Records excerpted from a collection

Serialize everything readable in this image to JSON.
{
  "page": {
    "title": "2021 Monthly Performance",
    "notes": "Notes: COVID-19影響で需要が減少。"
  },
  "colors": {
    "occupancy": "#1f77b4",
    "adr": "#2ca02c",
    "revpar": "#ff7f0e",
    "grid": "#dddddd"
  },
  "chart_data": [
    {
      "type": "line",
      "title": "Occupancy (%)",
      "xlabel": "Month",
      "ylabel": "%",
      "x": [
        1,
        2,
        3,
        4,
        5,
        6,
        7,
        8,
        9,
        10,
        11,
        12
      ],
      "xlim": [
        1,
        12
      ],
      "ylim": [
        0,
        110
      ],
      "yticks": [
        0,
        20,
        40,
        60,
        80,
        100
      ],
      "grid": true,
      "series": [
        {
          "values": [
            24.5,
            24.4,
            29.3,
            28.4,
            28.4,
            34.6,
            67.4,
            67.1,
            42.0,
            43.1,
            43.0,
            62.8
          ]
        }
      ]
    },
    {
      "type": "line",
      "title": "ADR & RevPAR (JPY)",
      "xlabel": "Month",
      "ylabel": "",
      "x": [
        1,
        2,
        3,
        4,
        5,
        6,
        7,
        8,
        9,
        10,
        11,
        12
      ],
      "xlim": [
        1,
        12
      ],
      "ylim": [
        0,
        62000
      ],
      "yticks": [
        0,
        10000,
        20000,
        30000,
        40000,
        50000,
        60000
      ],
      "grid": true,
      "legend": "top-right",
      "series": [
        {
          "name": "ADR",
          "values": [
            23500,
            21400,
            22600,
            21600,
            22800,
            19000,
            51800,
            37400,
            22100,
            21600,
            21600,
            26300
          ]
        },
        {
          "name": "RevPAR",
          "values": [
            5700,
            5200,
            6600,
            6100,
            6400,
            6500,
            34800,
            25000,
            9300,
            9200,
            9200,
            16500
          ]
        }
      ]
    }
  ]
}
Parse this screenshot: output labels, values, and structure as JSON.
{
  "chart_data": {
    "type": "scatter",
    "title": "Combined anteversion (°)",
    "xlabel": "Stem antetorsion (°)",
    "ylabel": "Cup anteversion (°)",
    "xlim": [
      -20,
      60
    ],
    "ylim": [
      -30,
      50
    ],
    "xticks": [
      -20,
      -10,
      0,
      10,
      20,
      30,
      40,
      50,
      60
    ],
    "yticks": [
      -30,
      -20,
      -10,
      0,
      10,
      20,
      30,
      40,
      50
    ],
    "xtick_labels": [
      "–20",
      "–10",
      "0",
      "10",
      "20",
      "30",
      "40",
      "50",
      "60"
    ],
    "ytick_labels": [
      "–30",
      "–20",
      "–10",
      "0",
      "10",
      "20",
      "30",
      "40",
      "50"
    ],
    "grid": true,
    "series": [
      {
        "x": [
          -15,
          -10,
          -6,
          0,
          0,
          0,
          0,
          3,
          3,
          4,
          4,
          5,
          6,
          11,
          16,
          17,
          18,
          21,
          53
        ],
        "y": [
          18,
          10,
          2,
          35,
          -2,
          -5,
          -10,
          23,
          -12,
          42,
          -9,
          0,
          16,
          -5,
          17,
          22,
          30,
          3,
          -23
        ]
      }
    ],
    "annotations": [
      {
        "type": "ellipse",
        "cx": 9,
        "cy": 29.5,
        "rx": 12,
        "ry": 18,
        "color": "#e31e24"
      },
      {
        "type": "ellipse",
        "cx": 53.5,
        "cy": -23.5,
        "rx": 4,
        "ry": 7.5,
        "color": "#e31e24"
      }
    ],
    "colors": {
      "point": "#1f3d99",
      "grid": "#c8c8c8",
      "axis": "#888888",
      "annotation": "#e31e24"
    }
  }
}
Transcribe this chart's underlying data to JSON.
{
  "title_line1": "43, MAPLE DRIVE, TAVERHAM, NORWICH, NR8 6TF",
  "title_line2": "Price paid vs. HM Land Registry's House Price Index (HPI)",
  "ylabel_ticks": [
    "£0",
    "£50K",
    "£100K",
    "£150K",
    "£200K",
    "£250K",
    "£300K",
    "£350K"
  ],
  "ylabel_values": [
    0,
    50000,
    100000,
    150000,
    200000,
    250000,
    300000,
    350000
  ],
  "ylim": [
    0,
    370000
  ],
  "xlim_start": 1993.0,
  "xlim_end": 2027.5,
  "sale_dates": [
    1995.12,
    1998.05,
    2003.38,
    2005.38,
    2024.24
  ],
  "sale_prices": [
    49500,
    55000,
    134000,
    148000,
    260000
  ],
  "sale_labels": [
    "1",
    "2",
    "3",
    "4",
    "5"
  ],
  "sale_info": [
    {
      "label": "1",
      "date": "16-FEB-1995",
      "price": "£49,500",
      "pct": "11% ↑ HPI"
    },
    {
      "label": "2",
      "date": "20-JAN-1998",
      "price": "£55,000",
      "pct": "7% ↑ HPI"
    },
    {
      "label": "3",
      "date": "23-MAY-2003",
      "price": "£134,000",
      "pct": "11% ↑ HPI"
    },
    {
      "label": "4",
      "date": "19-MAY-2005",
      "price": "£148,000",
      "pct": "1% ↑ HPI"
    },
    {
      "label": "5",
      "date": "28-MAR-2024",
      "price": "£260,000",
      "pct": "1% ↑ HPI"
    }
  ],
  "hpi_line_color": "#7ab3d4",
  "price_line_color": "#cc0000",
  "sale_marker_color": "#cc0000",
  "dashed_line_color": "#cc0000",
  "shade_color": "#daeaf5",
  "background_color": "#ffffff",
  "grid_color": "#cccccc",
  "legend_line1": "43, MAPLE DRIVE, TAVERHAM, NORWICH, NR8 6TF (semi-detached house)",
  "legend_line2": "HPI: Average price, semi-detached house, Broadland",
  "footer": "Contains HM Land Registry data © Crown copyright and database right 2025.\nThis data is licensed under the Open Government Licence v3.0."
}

_Exercise_
List each line in the listing that contains the string "MAPLE".

_Full output_
  "title_line1": "43, MAPLE DRIVE, TAVERHAM, NORWICH, NR8 6TF",
  "legend_line1": "43, MAPLE DRIVE, TAVERHAM, NORWICH, NR8 6TF (semi-detached house)",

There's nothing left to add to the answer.